_Problem details_
Would you transcribe the whole listing exactly, minus its pictures?

_Input records_
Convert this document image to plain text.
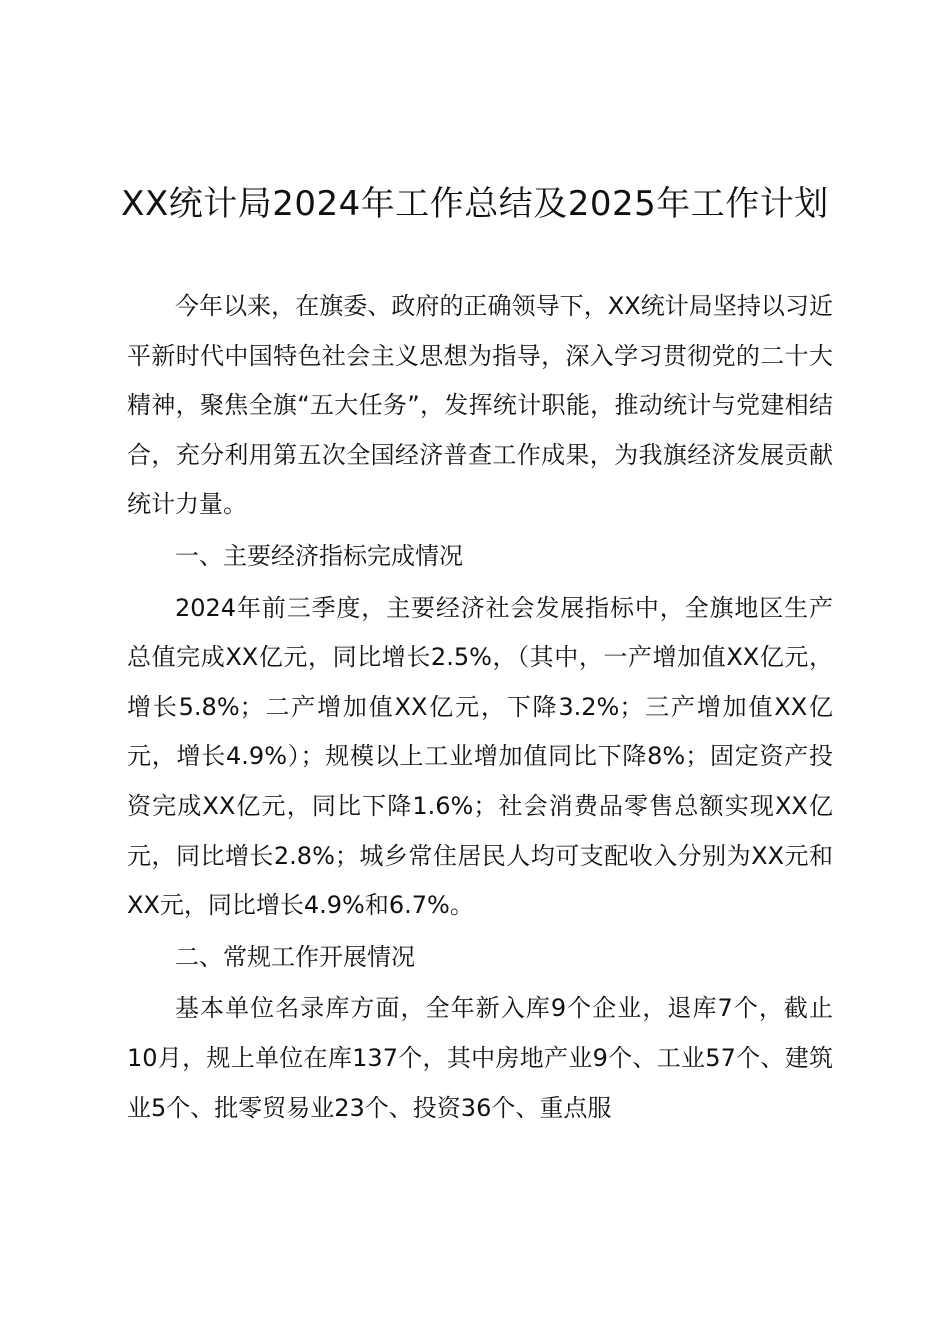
XX统计局2024年工作总结及2025年工作计划

今年以来，在旗委、政府的正确领导下，XX统计局坚持以习近平新时代中国特色社会主义思想为指导，深入学习贯彻党的二十大精神，聚焦全旗“五大任务”，发挥统计职能，推动统计与党建相结合，充分利用第五次全国经济普查工作成果，为我旗经济发展贡献统计力量。

一、主要经济指标完成情况

2024年前三季度，主要经济社会发展指标中，全旗地区生产总值完成XX亿元，同比增长2.5%，（其中，一产增加值XX亿元，增长5.8%；二产增加值XX亿元，下降3.2%；三产增加值XX亿元，增长4.9%）；规模以上工业增加值同比下降8%；固定资产投资完成XX亿元，同比下降1.6%；社会消费品零售总额实现XX亿元，同比增长2.8%；城乡常住居民人均可支配收入分别为XX元和XX元，同比增长4.9%和6.7%。

二、常规工作开展情况

基本单位名录库方面，全年新入库9个企业，退库7个，截止10月，规上单位在库137个，其中房地产业9个、工业57个、建筑业5个、批零贸易业23个、投资36个、重点服
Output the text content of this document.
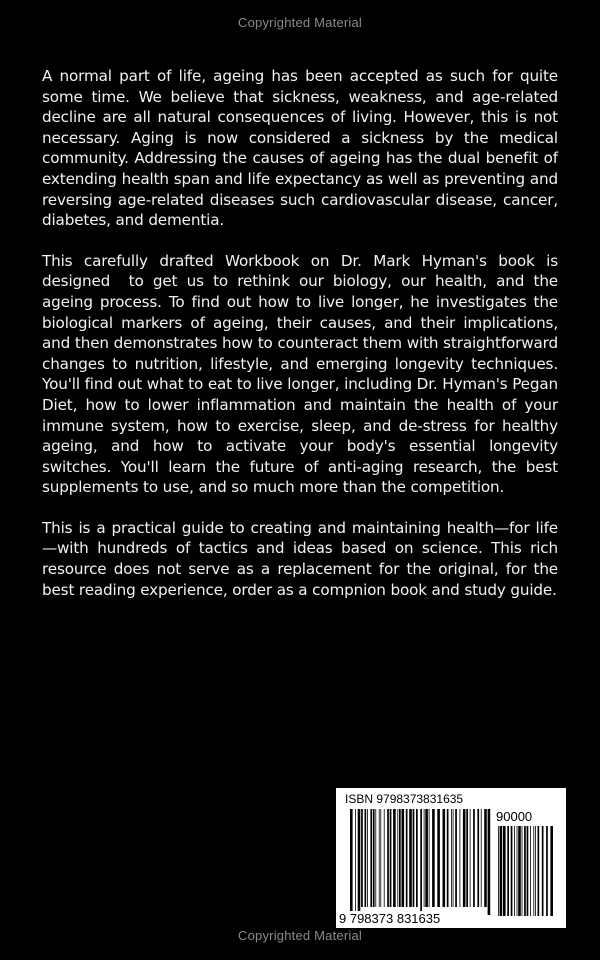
Copyrighted Material

A normal part of life, ageing has been accepted as such for quite some time. We believe that sickness, weakness, and age-related decline are all natural consequences of living. However, this is not necessary. Aging is now considered a sickness by the medical community. Addressing the causes of ageing has the dual benefit of extending health span and life expectancy as well as preventing and reversing age-related diseases such cardiovascular disease, cancer, diabetes, and dementia.

This carefully drafted Workbook on Dr. Mark Hyman's book is designed  to get us to rethink our biology, our health, and the ageing process. To find out how to live longer, he investigates the biological markers of ageing, their causes, and their implications, and then demonstrates how to counteract them with straightforward changes to nutrition, lifestyle, and emerging longevity techniques. You'll find out what to eat to live longer, including Dr. Hyman's Pegan Diet, how to lower inflammation and maintain the health of your immune system, how to exercise, sleep, and de-stress for healthy ageing, and how to activate your body's essential longevity switches. You'll learn the future of anti-aging research, the best supplements to use, and so much more than the competition.

This is a practical guide to creating and maintaining health—for life—with hundreds of tactics and ideas based on science. This rich resource does not serve as a replacement for the original, for the best reading experience, order as a compnion book and study guide.

ISBN 9798373831635
90000
9 798373 831635
Copyrighted Material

_Solution_
Convert this document image to plain text.
XX统计局2024年工作总结及2025年工作计划

今年以来，在旗委、政府的正确领导下，XX统计局坚持以习近平新时代中国特色社会主义思想为指导，深入学习贯彻党的二十大精神，聚焦全旗“五大任务”，发挥统计职能，推动统计与党建相结合，充分利用第五次全国经济普查工作成果，为我旗经济发展贡献统计力量。

一、主要经济指标完成情况

2024年前三季度，主要经济社会发展指标中，全旗地区生产总值完成XX亿元，同比增长2.5%，（其中，一产增加值XX亿元，增长5.8%；二产增加值XX亿元，下降3.2%；三产增加值XX亿元，增长4.9%）；规模以上工业增加值同比下降8%；固定资产投资完成XX亿元，同比下降1.6%；社会消费品零售总额实现XX亿元，同比增长2.8%；城乡常住居民人均可支配收入分别为XX元和XX元，同比增长4.9%和6.7%。

二、常规工作开展情况

基本单位名录库方面，全年新入库9个企业，退库7个，截止10月，规上单位在库137个，其中房地产业9个、工业57个、建筑业5个、批零贸易业23个、投资36个、重点服
Output the text content of this document.
Copyrighted Material

A normal part of life, ageing has been accepted as such for quite some time. We believe that sickness, weakness, and age-related decline are all natural consequences of living. However, this is not necessary. Aging is now considered a sickness by the medical community. Addressing the causes of ageing has the dual benefit of extending health span and life expectancy as well as preventing and reversing age-related diseases such cardiovascular disease, cancer, diabetes, and dementia.

This carefully drafted Workbook on Dr. Mark Hyman's book is designed  to get us to rethink our biology, our health, and the ageing process. To find out how to live longer, he investigates the biological markers of ageing, their causes, and their implications, and then demonstrates how to counteract them with straightforward changes to nutrition, lifestyle, and emerging longevity techniques. You'll find out what to eat to live longer, including Dr. Hyman's Pegan Diet, how to lower inflammation and maintain the health of your immune system, how to exercise, sleep, and de-stress for healthy ageing, and how to activate your body's essential longevity switches. You'll learn the future of anti-aging research, the best supplements to use, and so much more than the competition.

This is a practical guide to creating and maintaining health—for life—with hundreds of tactics and ideas based on science. This rich resource does not serve as a replacement for the original, for the best reading experience, order as a compnion book and study guide.

ISBN 9798373831635
90000
9 798373 831635
Copyrighted Material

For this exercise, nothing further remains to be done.